━━ Material provided
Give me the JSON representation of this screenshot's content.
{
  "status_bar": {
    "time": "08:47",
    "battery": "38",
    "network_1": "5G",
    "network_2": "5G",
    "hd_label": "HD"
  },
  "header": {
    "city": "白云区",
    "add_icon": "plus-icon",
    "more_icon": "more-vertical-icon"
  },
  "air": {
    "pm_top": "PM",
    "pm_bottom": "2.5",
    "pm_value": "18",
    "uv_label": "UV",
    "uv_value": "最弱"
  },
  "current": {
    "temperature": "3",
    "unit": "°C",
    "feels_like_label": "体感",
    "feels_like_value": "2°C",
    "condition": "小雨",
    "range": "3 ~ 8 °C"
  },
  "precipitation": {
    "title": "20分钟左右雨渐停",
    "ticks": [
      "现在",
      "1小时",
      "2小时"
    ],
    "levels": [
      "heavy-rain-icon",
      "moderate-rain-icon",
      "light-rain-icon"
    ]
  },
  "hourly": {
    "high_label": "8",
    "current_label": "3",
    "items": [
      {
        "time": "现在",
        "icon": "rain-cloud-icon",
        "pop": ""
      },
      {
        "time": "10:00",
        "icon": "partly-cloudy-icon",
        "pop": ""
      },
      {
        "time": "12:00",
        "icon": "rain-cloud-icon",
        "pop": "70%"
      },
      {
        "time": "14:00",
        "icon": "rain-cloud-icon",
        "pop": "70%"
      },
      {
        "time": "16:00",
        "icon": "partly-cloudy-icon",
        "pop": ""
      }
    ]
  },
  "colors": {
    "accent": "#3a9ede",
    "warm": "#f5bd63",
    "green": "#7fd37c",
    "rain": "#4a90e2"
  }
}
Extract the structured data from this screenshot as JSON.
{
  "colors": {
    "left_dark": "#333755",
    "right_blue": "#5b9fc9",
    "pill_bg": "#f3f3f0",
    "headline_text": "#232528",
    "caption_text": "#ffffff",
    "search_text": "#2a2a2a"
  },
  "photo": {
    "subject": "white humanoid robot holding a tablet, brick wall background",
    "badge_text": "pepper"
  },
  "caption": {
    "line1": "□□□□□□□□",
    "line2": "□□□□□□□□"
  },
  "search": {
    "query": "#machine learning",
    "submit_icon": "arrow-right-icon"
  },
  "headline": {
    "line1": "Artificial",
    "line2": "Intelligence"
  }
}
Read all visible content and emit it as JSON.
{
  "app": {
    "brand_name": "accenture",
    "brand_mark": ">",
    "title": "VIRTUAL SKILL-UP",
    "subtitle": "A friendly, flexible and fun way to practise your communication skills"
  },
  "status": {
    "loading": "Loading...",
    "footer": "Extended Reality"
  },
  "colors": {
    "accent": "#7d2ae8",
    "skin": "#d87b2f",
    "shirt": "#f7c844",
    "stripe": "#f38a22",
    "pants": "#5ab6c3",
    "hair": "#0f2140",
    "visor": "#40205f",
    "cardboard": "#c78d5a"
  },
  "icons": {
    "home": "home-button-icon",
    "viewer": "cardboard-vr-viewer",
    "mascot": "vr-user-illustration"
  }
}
━━━━
Transcribe all the entries, keeping each one exactly as it is.

## Solution to this exercise
Give me the JSON representation of this screenshot's content.
{
  "status_bar": {
    "time": "08:47",
    "battery": "38",
    "network_1": "5G",
    "network_2": "5G",
    "hd_label": "HD"
  },
  "header": {
    "city": "白云区",
    "add_icon": "plus-icon",
    "more_icon": "more-vertical-icon"
  },
  "air": {
    "pm_top": "PM",
    "pm_bottom": "2.5",
    "pm_value": "18",
    "uv_label": "UV",
    "uv_value": "最弱"
  },
  "current": {
    "temperature": "3",
    "unit": "°C",
    "feels_like_label": "体感",
    "feels_like_value": "2°C",
    "condition": "小雨",
    "range": "3 ~ 8 °C"
  },
  "precipitation": {
    "title": "20分钟左右雨渐停",
    "ticks": [
      "现在",
      "1小时",
      "2小时"
    ],
    "levels": [
      "heavy-rain-icon",
      "moderate-rain-icon",
      "light-rain-icon"
    ]
  },
  "hourly": {
    "high_label": "8",
    "current_label": "3",
    "items": [
      {
        "time": "现在",
        "icon": "rain-cloud-icon",
        "pop": ""
      },
      {
        "time": "10:00",
        "icon": "partly-cloudy-icon",
        "pop": ""
      },
      {
        "time": "12:00",
        "icon": "rain-cloud-icon",
        "pop": "70%"
      },
      {
        "time": "14:00",
        "icon": "rain-cloud-icon",
        "pop": "70%"
      },
      {
        "time": "16:00",
        "icon": "partly-cloudy-icon",
        "pop": ""
      }
    ]
  },
  "colors": {
    "accent": "#3a9ede",
    "warm": "#f5bd63",
    "green": "#7fd37c",
    "rain": "#4a90e2"
  }
}
Extract the structured data from this screenshot as JSON.
{
  "colors": {
    "left_dark": "#333755",
    "right_blue": "#5b9fc9",
    "pill_bg": "#f3f3f0",
    "headline_text": "#232528",
    "caption_text": "#ffffff",
    "search_text": "#2a2a2a"
  },
  "photo": {
    "subject": "white humanoid robot holding a tablet, brick wall background",
    "badge_text": "pepper"
  },
  "caption": {
    "line1": "□□□□□□□□",
    "line2": "□□□□□□□□"
  },
  "search": {
    "query": "#machine learning",
    "submit_icon": "arrow-right-icon"
  },
  "headline": {
    "line1": "Artificial",
    "line2": "Intelligence"
  }
}
Read all visible content and emit it as JSON.
{
  "app": {
    "brand_name": "accenture",
    "brand_mark": ">",
    "title": "VIRTUAL SKILL-UP",
    "subtitle": "A friendly, flexible and fun way to practise your communication skills"
  },
  "status": {
    "loading": "Loading...",
    "footer": "Extended Reality"
  },
  "colors": {
    "accent": "#7d2ae8",
    "skin": "#d87b2f",
    "shirt": "#f7c844",
    "stripe": "#f38a22",
    "pants": "#5ab6c3",
    "hair": "#0f2140",
    "visor": "#40205f",
    "cardboard": "#c78d5a"
  },
  "icons": {
    "home": "home-button-icon",
    "viewer": "cardboard-vr-viewer",
    "mascot": "vr-user-illustration"
  }
}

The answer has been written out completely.